[Layout rows]

<<<<

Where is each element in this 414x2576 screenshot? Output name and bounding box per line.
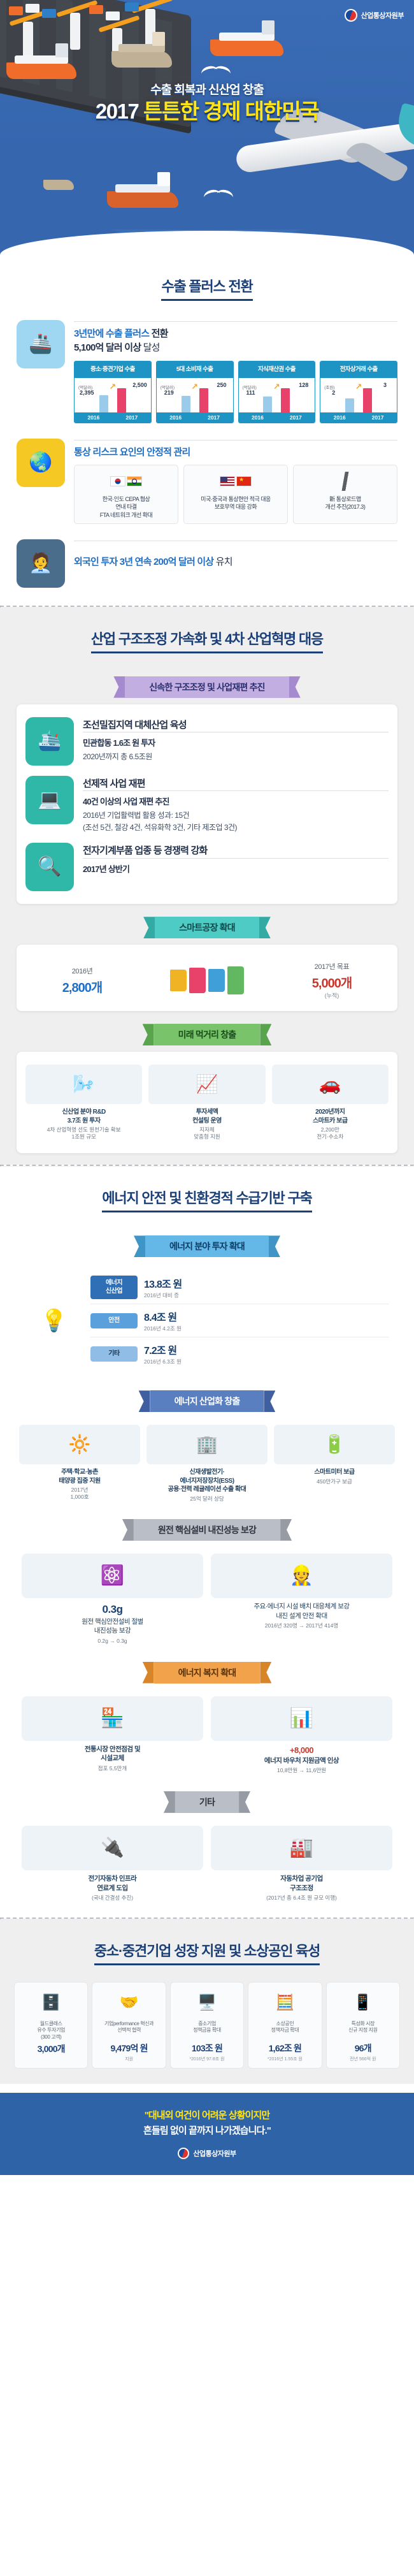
row-line2: 2016년 기업활력법 활용 성과: 15건 [83,810,389,820]
item-caption: 월드클래스 유수 투자기업 (300 고객) [17,2021,85,2041]
mini-axis-2017: 2017 [113,412,151,423]
seagull-icon [201,66,231,79]
mini-axis-2016: 2016 [239,412,277,423]
mini-axis-2017: 2017 [195,412,233,423]
book-icon [170,970,187,991]
row-note: 2016년 4.2조 원 [144,1325,389,1332]
section-restructuring-title: 산업 구조조정 가속화 및 4차 산업혁명 대응 [91,628,323,653]
cargo-ship-icon [111,51,172,68]
sme-item-specialmarket: 📱 특성화 시장 신규 지정 지원 96개 전년 566억 원 [326,1982,400,2069]
etc-item-auto: 🏭 자동차업 공기업 구조조정 (2017년 총 6.4조 원 규모 이행) [211,1826,392,1902]
item-sub: (2017년 총 6.4조 원 규모 이행) [211,1895,392,1902]
handshake-icon: 🤝 [95,1989,162,2017]
row-value: 13.8조 원 [144,1279,182,1290]
row-title: 선제적 사업 재편 [83,777,389,791]
ministry-logo: 산업통상자원부 [345,9,404,22]
ribbon-etc-wrap: 기타 [0,1791,414,1813]
divider [83,790,389,791]
section-restructuring-head: 산업 구조조정 가속화 및 4차 산업혁명 대응 [0,611,414,664]
sf-note: (누적) [297,991,367,1000]
section-export-head: 수출 플러스 전환 [0,259,414,311]
export-block-trade-risk: 🌏 통상 리스크 요인의 안정적 관리 한국·인도 CEPA 협상 연내 타결 … [0,430,414,530]
shipyard-icon: 🛳️ [25,717,74,766]
bar-2016 [99,395,108,412]
ribbon-smart-factory-wrap: 스마트공장 확대 [0,917,414,938]
seismic-icon: ⚛️ [22,1554,203,1598]
ribbon-future-growth: 미래 먹거리 창출 [154,1024,261,1045]
row-value: 8.4조 원 [144,1313,176,1323]
export-amount-rest: 달성 [141,342,159,353]
energy-invest-list: 에너지 신산업 13.8조 원 2016년 대비 증 안전 8.4조 원 201… [90,1271,389,1370]
item-title: 주요·에너지 시설 배치 대응체계 보강 내진 설계 안전 확대 [211,1602,392,1620]
energy-item-ess: 🏢 신재생발전기· 에너지저장장치(ESS) 공용·전력 레귤레이션 수출 확대… [146,1425,268,1503]
mini-body: (억달러) ↗ 219 250 [157,378,233,412]
bar-2016 [263,397,272,412]
energy-row-other: 기타 7.2조 원 2016년 6.3조 원 [90,1337,389,1370]
row-value: 7.2조 원 [144,1346,176,1357]
item-sub: 4차 산업혁명 선도 원천기술 확보 1조원 규모 [25,1126,142,1140]
container-icon [9,6,23,15]
small-boat-icon [43,180,74,190]
sme-grid: 🗄️ 월드클래스 유수 투자기업 (300 고객) 3,000개 🤝 기업per… [0,1976,414,2072]
item-sub: 2,200만 전기·수소차 [272,1126,389,1140]
item-note: *2016년 1.55조 원 [251,2056,318,2062]
smart-factory-2016: 2016년 2,800개 [47,966,117,996]
item-sub: 지자체 맞춤형 지원 [148,1126,265,1140]
row-line2: 2020년까지 총 6.5조원 [83,751,389,762]
battery-storage-icon: 🔋 [274,1425,395,1464]
investor-icon: 🧑‍💼 [17,539,65,588]
future-growth-grid: 🌬️ 신산업 분야 R&D 3.7조 원 투자 4차 산업혁명 선도 원천기술 … [25,1059,389,1146]
item-note: *2016년 97.8조 원 [173,2056,241,2062]
row-note: 2016년 대비 증 [144,1292,389,1299]
mini-title: 지식재산권 수출 [239,361,315,378]
ribbon-future-growth-wrap: 미래 먹거리 창출 [0,1024,414,1045]
item-sub: 10,8만원 → 11,6만원 [211,1767,392,1774]
row-electronics-body: 전자기계부품 업종 등 경쟁력 강화 2017년 상반기 [83,843,389,876]
hero-subtitle: 수출 회복과 신산업 창출 [0,80,414,98]
ribbon-restructuring-wrap: 신속한 구조조정 및 사업재편 추진 [0,676,414,698]
smart-factory-books [117,966,297,994]
usa-flag-icon [220,476,235,486]
item-caption: 소상공인 정책자금 확대 [251,2021,318,2040]
item-title: 자동차업 공기업 구조조정 [211,1874,392,1893]
ribbon-energy-invest-wrap: 에너지 분야 투자 확대 [0,1235,414,1257]
mini-chart-ip-export: 지식재산권 수출 (억달러) ↗ 111 128 20 [238,361,316,423]
item-sub: 0.2g → 0.3g [22,1638,203,1645]
seagull-icon [204,190,233,203]
globe-airplane-icon: 🌏 [17,439,65,487]
ministry-name: 산업통상자원부 [361,10,404,20]
mini-body: (억달러) ↗ 2,395 2,500 [75,378,151,412]
row-line3: (조선 5건, 철강 4건, 석유화학 3건, 기타 제조업 3건) [83,822,389,833]
energy-item-smartmeter: 🔋 스마트미터 보급 450만가구 보급 [274,1425,395,1503]
container-icon [89,5,103,14]
energy-voucher-icon: 📊 [211,1696,392,1741]
trade-risk-cards: 한국·인도 CEPA 협상 연내 타결 FTA 네트워크 개선 확대 미국·중국… [74,465,397,523]
energy-welfare-grid: 🏪 전통시장 안전점검 및 시설교체 점포 5,5만개 📊 +8,000 에너지… [0,1690,414,1779]
ribbon-smart-factory: 스마트공장 확대 [155,917,259,938]
item-title: 에너지 바우처 지원금액 인상 [211,1756,392,1766]
mini-chart-sme-export: 중소·중견기업 수출 (억달러) ↗ 2,395 2,500 [74,361,152,423]
row-badge: 기타 [90,1346,138,1362]
energy-row-safety: 안전 8.4조 원 2016년 4.2조 원 [90,1304,389,1337]
card-caption: 新 통상로드맵 개선 추진(2017.3) [297,495,394,511]
bar-2017 [363,388,372,412]
item-title: 스마트미터 보급 [274,1468,395,1477]
mini-axis-2016: 2016 [320,412,359,423]
item-caption: 기업performance 혁신과 선택적 협력 [95,2021,162,2040]
safety-manager-icon: 👷 [211,1554,392,1598]
item-sub: (국내 간결성 추진) [22,1895,203,1902]
trade-risk-body: 통상 리스크 요인의 안정적 관리 한국·인도 CEPA 협상 연내 타결 FT… [74,439,397,524]
item-sub: 점포 5,5만개 [22,1765,203,1772]
infographic-page: 산업통상자원부 수출 회복과 신산업 창출 2017 튼튼한 경제 대한민국 수… [0,0,414,2175]
mini-bars [157,386,233,412]
sme-item-microbusiness: 🧮 소상공인 정책자금 확대 1,62조 원 *2016년 1.55조 원 [248,1982,322,2069]
mobile-store-icon: 📱 [329,1989,397,2017]
export-amount-title: 5,100억 달러 이상 달성 [74,341,397,355]
mini-footer: 2016 2017 [157,412,233,423]
nuclear-grid: ⚛️ 0.3g 원전 핵심안전설비 절별 내진성능 보강 0.2g → 0.3g… [0,1547,414,1649]
item-note: 전년 566억 원 [329,2056,397,2062]
section-sme-title: 중소·중견기업 성장 지원 및 소상공인 육성 [94,1940,320,1965]
ribbon-energy-industry: 에너지 산업화 창출 [150,1390,264,1412]
mini-title: 5대 소비재 수출 [157,361,233,378]
item-title: 원전 핵심안전설비 절별 내진성능 보강 [22,1617,203,1636]
crane-icon [70,13,80,50]
row-line1: 40건 이상의 사업 재편 추진 [83,796,389,808]
taegeuk-icon [178,2148,189,2159]
section-export: 수출 플러스 전환 🚢 3년만에 수출 플러스 전환 5,100억 달러 이상 … [0,255,414,606]
mini-chart-ecommerce-export: 전자상거래 수출 (조원) ↗ 2 3 2016 [320,361,397,423]
panel-future-growth: 🌬️ 신산업 분야 R&D 3.7조 원 투자 4차 산업혁명 선도 원천기술 … [17,1052,397,1153]
ribbon-energy-welfare: 에너지 복지 확대 [154,1662,261,1684]
divider [74,321,397,322]
card-caption: 한국·인도 CEPA 협상 연내 타결 FTA 네트워크 개선 확대 [78,495,175,518]
card-caption: 미국·중국과 통상현안 적극 대응 보호무역 대응 강화 [187,495,284,511]
item-value: 0.3g [22,1602,203,1617]
mini-chart-consumer-goods: 5대 소비재 수출 (억달러) ↗ 219 250 2 [156,361,234,423]
auto-parts-icon: 🏭 [211,1826,392,1870]
item-title: 주택·학교·농촌 태양광 집중 지원 [19,1468,140,1485]
energy-row-newindustry: 에너지 신산업 13.8조 원 2016년 대비 증 [90,1271,389,1304]
container-icon [42,9,56,18]
export-block-fdi: 🧑‍💼 외국인 투자 3년 연속 200억 달러 이상 유치 [0,530,414,594]
calculator-icon: 🧮 [251,1989,318,2017]
footer-banner: "대내외 여건이 어려운 상황이지만 흔들림 없이 끝까지 나가겠습니다." 산… [0,2093,414,2175]
panel-restructuring: 🛳️ 조선밀집지역 대체산업 육성 민관합동 1.6조 원 투자 2020년까지… [17,704,397,905]
fdi-body: 외국인 투자 3년 연속 200억 달러 이상 유치 [74,539,397,569]
item-value: 103조 원 [173,2042,241,2055]
fdi-title: 외국인 투자 3년 연속 200억 달러 이상 유치 [74,546,397,569]
item-title: 신산업 분야 R&D 3.7조 원 투자 [25,1108,142,1125]
chip-analytics-icon: 🔍 [25,843,74,891]
panel-energy-invest: 💡 에너지 신산업 13.8조 원 2016년 대비 증 안전 8.4조 원 [17,1263,397,1378]
row-electronics-competitiveness: 🔍 전자기계부품 업종 등 경쟁력 강화 2017년 상반기 [25,838,389,896]
mini-bars [75,386,151,412]
item-sub: 2016년 320명 → 2017년 414명 [211,1622,392,1629]
container-icon [106,11,120,20]
section-export-title: 수출 플러스 전환 [161,275,252,301]
india-flag-icon [127,476,142,486]
container-icon [125,3,139,11]
row-business-body: 선제적 사업 재편 40건 이상의 사업 재편 추진 2016년 기업활력법 활… [83,776,389,833]
lightbulb-icon: 💡 [25,1297,83,1344]
export-amount-strong: 5,100억 달러 이상 [74,342,141,353]
section-sme-head: 중소·중견기업 성장 지원 및 소상공인 육성 [0,1923,414,1976]
mini-axis-2017: 2017 [276,412,315,423]
ribbon-restructuring: 신속한 구조조정 및 사업재편 추진 [125,676,289,698]
footer-quote-line2: 흔들림 없이 끝까지 나가겠습니다." [13,2123,401,2139]
container-ship-icon: 🚢 [17,320,65,368]
tanker-ship-icon [6,62,76,79]
energy-item-solar: 🔆 주택·학교·농촌 태양광 집중 지원 2017년 1,000호 [19,1425,140,1503]
footer-quote: "대내외 여건이 어려운 상황이지만 흔들림 없이 끝까지 나가겠습니다." [13,2108,401,2139]
row-title: 조선밀집지역 대체산업 육성 [83,718,389,732]
hero-banner: 산업통상자원부 수출 회복과 신산업 창출 2017 튼튼한 경제 대한민국 [0,0,414,255]
new-industry-icon: 🚗 [272,1065,389,1104]
sme-item-policyfinance: 🖥️ 중소기업 정책금융 확대 103조 원 *2016년 97.8조 원 [170,1982,244,2069]
server-rack-icon: 🗄️ [17,1989,85,2017]
row-shipyard-body: 조선밀집지역 대체산업 육성 민관합동 1.6조 원 투자 2020년까지 총 … [83,717,389,762]
bar-2016 [182,396,190,412]
ribbon-etc: 기타 [175,1791,239,1813]
growth-monitor-icon: 🖥️ [173,1989,241,2017]
sf-year-label: 2017년 목표 [297,961,367,971]
card-korea-india-cepa: 한국·인도 CEPA 협상 연내 타결 FTA 네트워크 개선 확대 [74,465,178,523]
mini-body: (조원) ↗ 2 3 [320,378,397,412]
hero-headline: 2017 튼튼한 경제 대한민국 [0,100,414,124]
etc-grid: 🔌 전기자동차 인프라 연료계 도입 (국내 간결성 추진) 🏭 자동차업 공기… [0,1819,414,1906]
taegeuk-icon [345,9,357,22]
item-value: 96개 [329,2042,397,2055]
footer-quote-line1: "대내외 여건이 어려운 상황이지만 [13,2108,401,2123]
section-energy-title: 에너지 안전 및 친환경적 수급기반 구축 [102,1187,311,1212]
mini-axis-2016: 2016 [157,412,195,423]
mini-footer: 2016 2017 [320,412,397,423]
ribbon-energy-invest: 에너지 분야 투자 확대 [145,1235,269,1257]
item-caption: 특성화 시장 신규 지정 지원 [329,2021,397,2040]
item-sub: 450만가구 보급 [274,1478,395,1485]
item-note: 지원 [95,2056,162,2062]
ribbon-nuclear-wrap: 원전 핵심설비 내진성능 보강 [0,1519,414,1541]
mini-footer: 2016 2017 [75,412,151,423]
sme-item-worldclass: 🗄️ 월드클래스 유수 투자기업 (300 고객) 3,000개 [14,1982,88,2069]
etc-item-ev: 🔌 전기자동차 인프라 연료계 도입 (국내 간결성 추진) [22,1826,203,1902]
mini-footer: 2016 2017 [239,412,315,423]
ev-charger-icon: 🔌 [22,1826,203,1870]
usa-china-trade-icon [187,470,284,492]
divider [83,858,389,859]
sf-value: 5,000개 [297,973,367,991]
export-mini-charts: 중소·중견기업 수출 (억달러) ↗ 2,395 2,500 [74,361,397,423]
fdi-strong: 외국인 투자 3년 연속 200억 달러 이상 [74,557,213,567]
item-title: 전기자동차 인프라 연료계 도입 [22,1874,203,1893]
card-trade-roadmap: 新 통상로드맵 개선 추진(2017.3) [293,465,397,523]
row-badge: 안전 [90,1313,138,1329]
section-energy-head: 에너지 안전 및 친환경적 수급기반 구축 [0,1170,414,1223]
export-plus-strong: 3년만에 수출 플러스 [74,328,149,339]
export-plus-title: 3년만에 수출 플러스 전환 [74,327,397,341]
future-item-newindustry: 🚗 2020년까지 스마트카 보급 2,200만 전기·수소차 [272,1065,389,1140]
crane-icon [23,22,33,59]
panel-smart-factory: 2016년 2,800개 2017년 목표 5,000개 (누적) [17,945,397,1011]
container-icon [25,4,39,13]
row-line1: 2017년 상반기 [83,864,389,876]
energy-industry-grid: 🔆 주택·학교·농촌 태양광 집중 지원 2017년 1,000호 🏢 신재생발… [0,1418,414,1506]
footer-ministry-logo: 산업통상자원부 [178,2148,236,2159]
item-title: 투자세액 컨설팅 운영 [148,1108,265,1125]
container-vessel-icon [107,191,178,208]
item-title: 신재생발전기· 에너지저장장치(ESS) 공용·전력 레귤레이션 수출 확대 [146,1468,268,1494]
sf-value: 2,800개 [47,977,117,996]
row-shipyard: 🛳️ 조선밀집지역 대체산업 육성 민관합동 1.6조 원 투자 2020년까지… [25,712,389,771]
investment-monitor-icon: 💻 [25,776,74,824]
ribbon-energy-welfare-wrap: 에너지 복지 확대 [0,1662,414,1684]
item-title: 2020년까지 스마트카 보급 [272,1108,389,1125]
row-title: 전자기계부품 업종 등 경쟁력 강화 [83,844,389,858]
book-icon [208,969,225,992]
future-item-investment: 📈 투자세액 컨설팅 운영 지자체 맞춤형 지원 [148,1065,265,1140]
mini-bars [320,386,397,412]
roadmap-icon [297,470,394,492]
hero-headline-text: 튼튼한 경제 대한민국 [143,99,318,123]
bar-2017 [281,388,290,412]
smart-factory-2017: 2017년 목표 5,000개 (누적) [297,961,367,1000]
sme-item-partnership: 🤝 기업performance 혁신과 선택적 협력 9,479억 원 지원 [92,1982,166,2069]
hero-title-group: 수출 회복과 신산업 창출 2017 튼튼한 경제 대한민국 [0,80,414,124]
container-vessel-icon [210,40,283,56]
mini-body: (억달러) ↗ 111 128 [239,378,315,412]
mini-axis-2016: 2016 [75,412,113,423]
fdi-rest: 유치 [213,557,232,567]
footer-ministry-name: 산업통상자원부 [193,2148,236,2158]
section-restructuring: 산업 구조조정 가속화 및 4차 산업혁명 대응 신속한 구조조정 및 사업재편… [0,608,414,1165]
item-value: 9,479억 원 [95,2042,162,2055]
export-block-plus: 🚢 3년만에 수출 플러스 전환 5,100억 달러 이상 달성 중소·중견기업… [0,311,414,430]
export-block-plus-body: 3년만에 수출 플러스 전환 5,100억 달러 이상 달성 중소·중견기업 수… [74,320,397,423]
solar-panel-icon: 🔆 [19,1425,140,1464]
row-badge: 에너지 신산업 [90,1276,138,1299]
trade-risk-title: 통상 리스크 요인의 안정적 관리 [74,446,397,460]
item-value: 3,000개 [17,2042,85,2055]
card-us-china-trade: 미국·중국과 통상현안 적극 대응 보호무역 대응 강화 [183,465,288,523]
section-sme: 중소·중견기업 성장 지원 및 소상공인 육성 🗄️ 월드클래스 유수 투자기업… [0,1919,414,2084]
wind-turbine-icon: 🌬️ [25,1065,142,1104]
mini-title: 중소·중견기업 수출 [75,361,151,378]
row-business-restructuring: 💻 선제적 사업 재편 40건 이상의 사업 재편 추진 2016년 기업활력법… [25,771,389,838]
smart-factory-compare: 2016년 2,800개 2017년 목표 5,000개 (누적) [25,952,389,1003]
hero-year: 2017 [96,99,138,123]
nuclear-item-manager: 👷 주요·에너지 시설 배치 대응체계 보강 내진 설계 안전 확대 2016년… [211,1554,392,1645]
future-item-rnd: 🌬️ 신산업 분야 R&D 3.7조 원 투자 4차 산업혁명 선도 원천기술 … [25,1065,142,1140]
korea-flag-icon [110,476,125,486]
item-sub: 25억 달러 상당 [146,1495,268,1503]
item-title: 전통시장 안전점검 및 시설교체 [22,1745,203,1763]
bar-2017 [117,388,126,412]
mini-title: 전자상거래 수출 [320,361,397,378]
book-icon [227,966,244,994]
mini-bars [239,386,315,412]
item-sub: 2017년 1,000호 [19,1487,140,1501]
mini-axis-2017: 2017 [359,412,397,423]
ribbon-nuclear: 원전 핵심설비 내진성능 보강 [134,1519,280,1541]
section-energy: 에너지 안전 및 친환경적 수급기반 구축 에너지 분야 투자 확대 💡 에너지… [0,1167,414,1917]
store-icon: 🏪 [22,1696,203,1741]
item-value: 1,62조 원 [251,2042,318,2055]
welfare-item-market: 🏪 전통시장 안전점검 및 시설교체 점포 5,5만개 [22,1696,203,1775]
bar-2017 [199,388,208,412]
nuclear-item-seismic: ⚛️ 0.3g 원전 핵심안전설비 절별 내진성능 보강 0.2g → 0.3g [22,1554,203,1645]
item-caption: 중소기업 정책금융 확대 [173,2021,241,2040]
building-complex-icon: 🏢 [146,1425,268,1464]
bar-2016 [345,398,354,412]
row-note: 2016년 6.3조 원 [144,1358,389,1365]
ribbon-energy-industry-wrap: 에너지 산업화 창출 [0,1390,414,1412]
investment-growth-icon: 📈 [148,1065,265,1104]
export-plus-rest: 전환 [149,328,168,339]
china-flag-icon [236,476,252,486]
row-line1: 민관합동 1.6조 원 투자 [83,738,389,750]
book-icon [189,968,206,993]
sf-year-label: 2016년 [47,966,117,976]
flags-korea-india-icon [78,470,175,492]
item-value: +8,000 [211,1745,392,1756]
welfare-item-voucher: 📊 +8,000 에너지 바우처 지원금액 인상 10,8만원 → 11,6만원 [211,1696,392,1775]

>>>>

Can you set down, unchanged, the rows from the line with "row-line2: 2016년 기업활력법" to the line with "mini-axis-2017: 2017 [195,412,233,423]", including both of those lines?

row-line2: 2016년 기업활력법 활용 성과: 15건 [83,810,389,820]
item-caption: 월드클래스 유수 투자기업 (300 고객) [17,2021,85,2041]
mini-axis-2017: 2017 [113,412,151,423]
seagull-icon [201,66,231,79]
mini-axis-2016: 2016 [239,412,277,423]
mini-axis-2017: 2017 [195,412,233,423]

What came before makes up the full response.